▸ What is expected:
Count the lines below that contain the word "¹⁴NH₄Cl", and report only that number.

________________

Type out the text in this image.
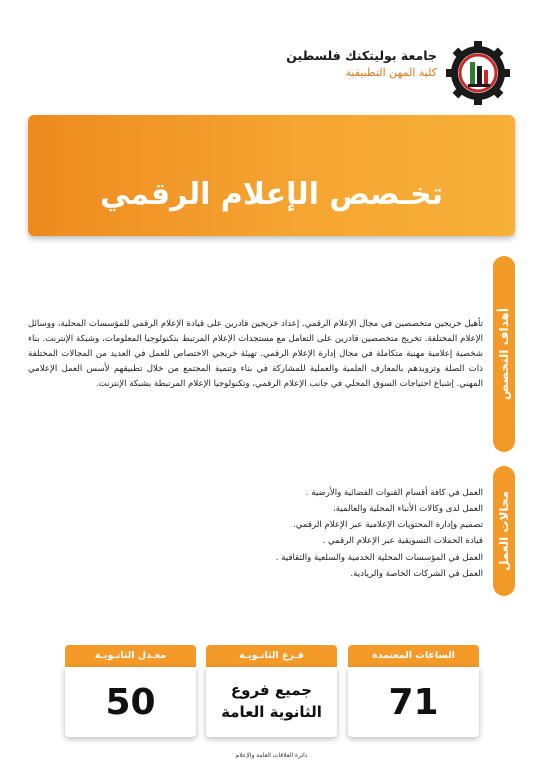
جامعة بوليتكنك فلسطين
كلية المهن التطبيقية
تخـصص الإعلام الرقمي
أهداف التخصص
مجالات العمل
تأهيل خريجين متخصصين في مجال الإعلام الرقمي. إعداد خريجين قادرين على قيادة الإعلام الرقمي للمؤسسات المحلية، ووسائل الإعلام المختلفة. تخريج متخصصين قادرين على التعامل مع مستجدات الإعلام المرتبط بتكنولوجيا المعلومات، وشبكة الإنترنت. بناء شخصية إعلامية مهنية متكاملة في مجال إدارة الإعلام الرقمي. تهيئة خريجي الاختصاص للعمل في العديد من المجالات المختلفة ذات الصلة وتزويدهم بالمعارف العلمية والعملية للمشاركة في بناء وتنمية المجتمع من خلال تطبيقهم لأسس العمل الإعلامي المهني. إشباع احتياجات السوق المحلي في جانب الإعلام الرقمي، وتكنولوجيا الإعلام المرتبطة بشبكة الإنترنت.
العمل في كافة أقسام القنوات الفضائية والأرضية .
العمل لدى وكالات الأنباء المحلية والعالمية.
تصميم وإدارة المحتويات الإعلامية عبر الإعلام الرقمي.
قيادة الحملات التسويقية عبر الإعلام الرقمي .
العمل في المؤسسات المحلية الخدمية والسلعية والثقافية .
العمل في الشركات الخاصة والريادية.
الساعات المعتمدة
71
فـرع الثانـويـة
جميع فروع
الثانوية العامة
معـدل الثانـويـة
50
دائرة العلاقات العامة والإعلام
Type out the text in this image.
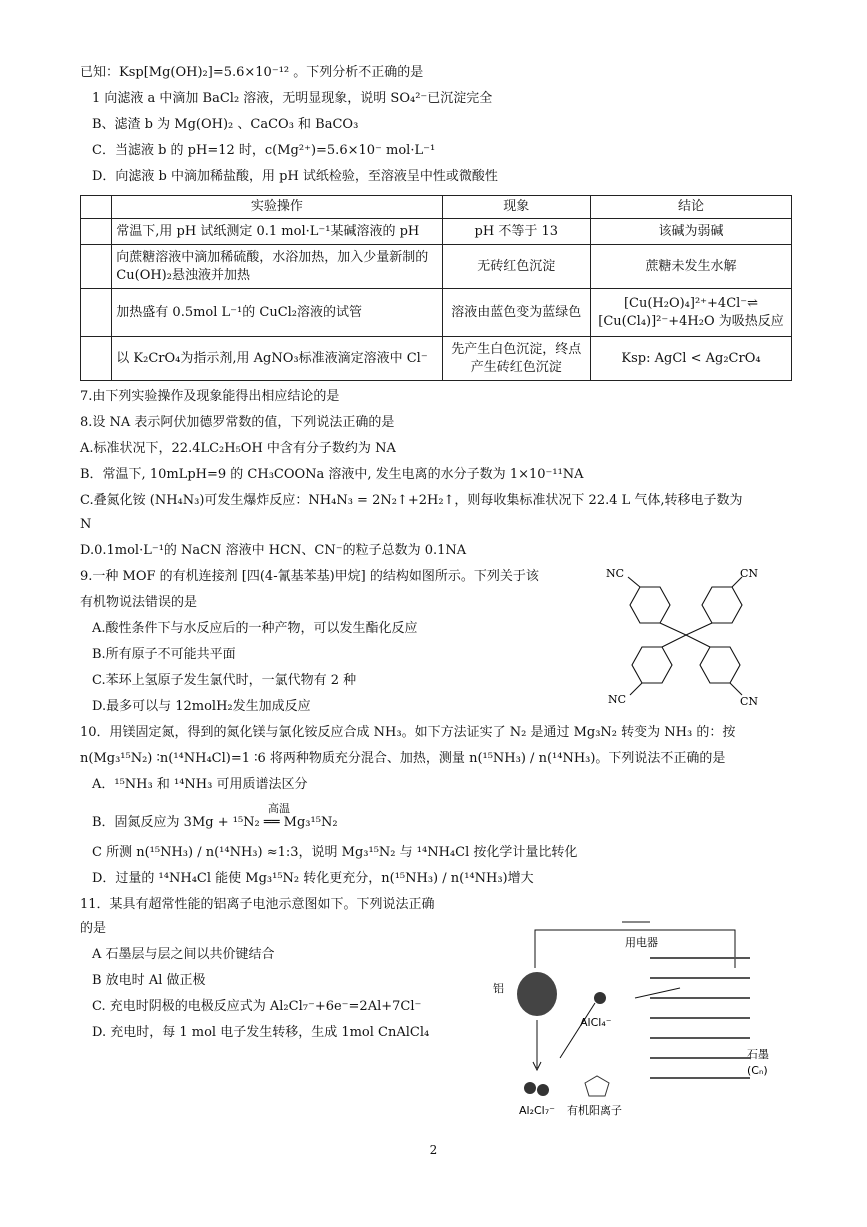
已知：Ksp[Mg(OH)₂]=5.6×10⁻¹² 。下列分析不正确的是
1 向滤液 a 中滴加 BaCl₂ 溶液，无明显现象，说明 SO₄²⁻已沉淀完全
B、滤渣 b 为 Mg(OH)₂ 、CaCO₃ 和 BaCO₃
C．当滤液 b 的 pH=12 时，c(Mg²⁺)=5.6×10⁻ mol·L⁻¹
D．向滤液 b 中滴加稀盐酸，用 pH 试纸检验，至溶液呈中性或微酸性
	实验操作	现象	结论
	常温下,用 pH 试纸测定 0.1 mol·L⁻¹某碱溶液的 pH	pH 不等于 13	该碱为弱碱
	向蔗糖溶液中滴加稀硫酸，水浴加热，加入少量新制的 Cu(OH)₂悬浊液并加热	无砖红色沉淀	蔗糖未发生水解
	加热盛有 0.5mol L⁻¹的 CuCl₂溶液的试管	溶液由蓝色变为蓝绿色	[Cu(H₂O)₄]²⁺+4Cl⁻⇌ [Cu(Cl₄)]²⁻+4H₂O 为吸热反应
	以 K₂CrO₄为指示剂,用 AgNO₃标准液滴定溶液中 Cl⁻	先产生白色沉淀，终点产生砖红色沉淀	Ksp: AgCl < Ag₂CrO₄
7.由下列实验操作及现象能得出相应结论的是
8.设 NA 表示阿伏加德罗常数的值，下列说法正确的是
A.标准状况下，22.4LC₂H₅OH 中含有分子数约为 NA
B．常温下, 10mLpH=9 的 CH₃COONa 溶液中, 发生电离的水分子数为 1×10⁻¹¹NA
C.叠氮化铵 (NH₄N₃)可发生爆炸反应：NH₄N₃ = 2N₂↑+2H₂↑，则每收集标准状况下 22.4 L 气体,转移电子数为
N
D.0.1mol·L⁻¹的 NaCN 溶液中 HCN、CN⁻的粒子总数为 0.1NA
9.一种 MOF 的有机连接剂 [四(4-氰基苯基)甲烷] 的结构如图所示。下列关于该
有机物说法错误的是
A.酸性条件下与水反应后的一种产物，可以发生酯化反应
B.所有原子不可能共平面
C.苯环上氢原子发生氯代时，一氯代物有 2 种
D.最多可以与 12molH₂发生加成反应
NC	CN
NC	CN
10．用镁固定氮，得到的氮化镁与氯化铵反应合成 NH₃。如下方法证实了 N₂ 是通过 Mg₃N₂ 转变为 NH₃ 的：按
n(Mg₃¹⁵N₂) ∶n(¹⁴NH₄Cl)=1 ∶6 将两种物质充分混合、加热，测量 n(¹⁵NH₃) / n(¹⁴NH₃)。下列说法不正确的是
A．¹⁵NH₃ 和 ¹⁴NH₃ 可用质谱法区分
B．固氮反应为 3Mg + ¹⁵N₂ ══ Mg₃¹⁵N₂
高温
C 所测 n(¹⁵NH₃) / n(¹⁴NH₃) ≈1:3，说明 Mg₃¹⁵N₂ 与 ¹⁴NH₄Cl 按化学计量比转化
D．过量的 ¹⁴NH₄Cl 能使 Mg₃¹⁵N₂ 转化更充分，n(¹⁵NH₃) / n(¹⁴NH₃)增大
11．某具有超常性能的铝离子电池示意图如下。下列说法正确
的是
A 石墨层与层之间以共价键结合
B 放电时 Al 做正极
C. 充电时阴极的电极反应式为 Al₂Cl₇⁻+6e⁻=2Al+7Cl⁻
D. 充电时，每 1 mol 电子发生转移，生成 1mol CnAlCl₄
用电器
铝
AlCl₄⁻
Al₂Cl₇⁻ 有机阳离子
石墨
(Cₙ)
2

________________

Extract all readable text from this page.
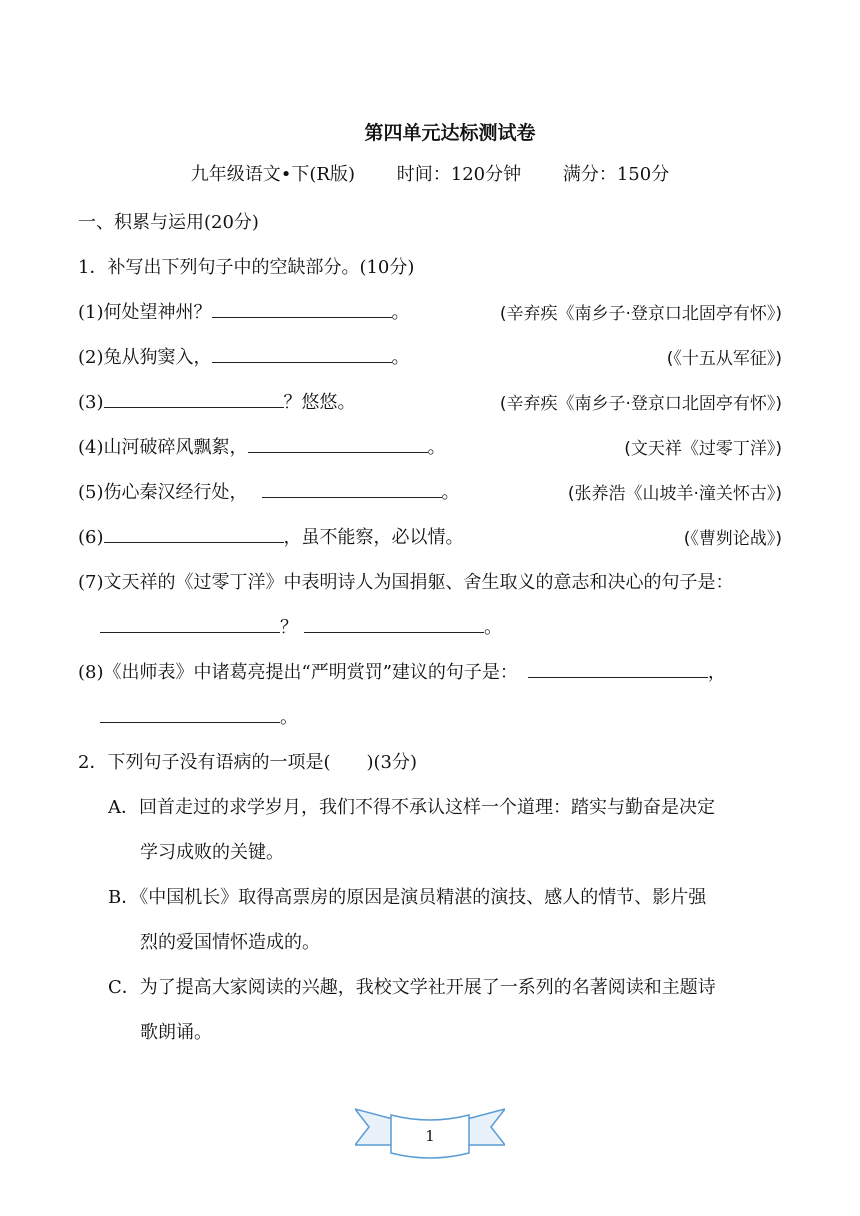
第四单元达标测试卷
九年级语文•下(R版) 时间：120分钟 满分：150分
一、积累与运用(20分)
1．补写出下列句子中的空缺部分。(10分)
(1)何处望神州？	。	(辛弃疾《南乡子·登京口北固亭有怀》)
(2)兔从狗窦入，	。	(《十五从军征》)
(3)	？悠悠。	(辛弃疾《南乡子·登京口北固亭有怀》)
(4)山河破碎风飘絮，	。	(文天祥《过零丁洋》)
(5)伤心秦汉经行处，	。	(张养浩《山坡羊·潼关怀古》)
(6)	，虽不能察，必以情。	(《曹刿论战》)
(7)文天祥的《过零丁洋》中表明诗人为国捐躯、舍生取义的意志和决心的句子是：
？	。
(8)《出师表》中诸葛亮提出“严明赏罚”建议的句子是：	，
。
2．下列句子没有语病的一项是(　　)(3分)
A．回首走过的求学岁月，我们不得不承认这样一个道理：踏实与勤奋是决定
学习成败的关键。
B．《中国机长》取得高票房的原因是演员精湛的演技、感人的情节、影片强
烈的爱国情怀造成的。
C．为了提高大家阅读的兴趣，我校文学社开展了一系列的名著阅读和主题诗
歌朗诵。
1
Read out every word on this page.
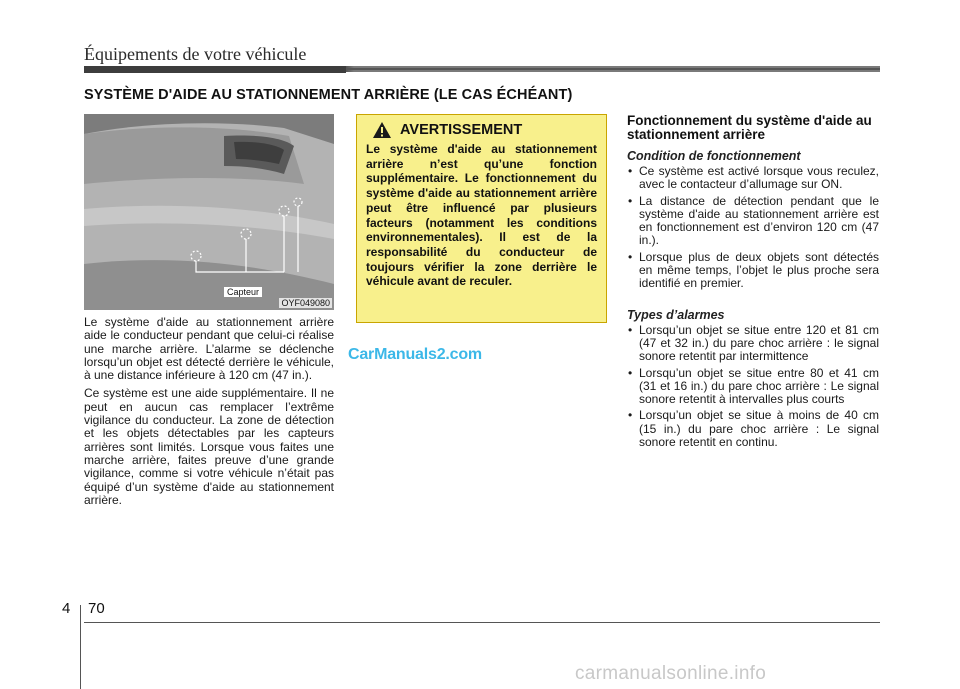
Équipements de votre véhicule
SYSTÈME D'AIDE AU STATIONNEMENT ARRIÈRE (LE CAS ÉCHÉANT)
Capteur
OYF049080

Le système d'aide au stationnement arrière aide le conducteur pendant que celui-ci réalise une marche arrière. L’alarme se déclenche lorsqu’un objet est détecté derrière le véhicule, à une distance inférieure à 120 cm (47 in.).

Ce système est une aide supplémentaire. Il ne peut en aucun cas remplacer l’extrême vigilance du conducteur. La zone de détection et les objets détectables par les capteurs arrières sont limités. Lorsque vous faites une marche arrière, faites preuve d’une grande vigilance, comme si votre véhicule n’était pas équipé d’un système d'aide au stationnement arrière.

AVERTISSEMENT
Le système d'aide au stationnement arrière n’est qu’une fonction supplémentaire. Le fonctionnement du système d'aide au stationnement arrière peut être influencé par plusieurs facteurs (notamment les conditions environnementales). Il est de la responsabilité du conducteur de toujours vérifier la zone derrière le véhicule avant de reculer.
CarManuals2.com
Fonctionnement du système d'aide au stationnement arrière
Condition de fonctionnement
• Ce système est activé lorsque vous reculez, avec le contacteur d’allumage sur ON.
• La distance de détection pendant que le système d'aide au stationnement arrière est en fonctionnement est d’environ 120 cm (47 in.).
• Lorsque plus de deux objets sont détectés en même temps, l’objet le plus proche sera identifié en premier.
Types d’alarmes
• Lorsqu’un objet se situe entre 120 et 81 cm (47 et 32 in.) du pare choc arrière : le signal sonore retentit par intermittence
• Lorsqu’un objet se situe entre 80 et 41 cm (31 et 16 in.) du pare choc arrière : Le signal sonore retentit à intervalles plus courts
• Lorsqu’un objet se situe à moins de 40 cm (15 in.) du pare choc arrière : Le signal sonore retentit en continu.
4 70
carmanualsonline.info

________________

▸ Task solution:
3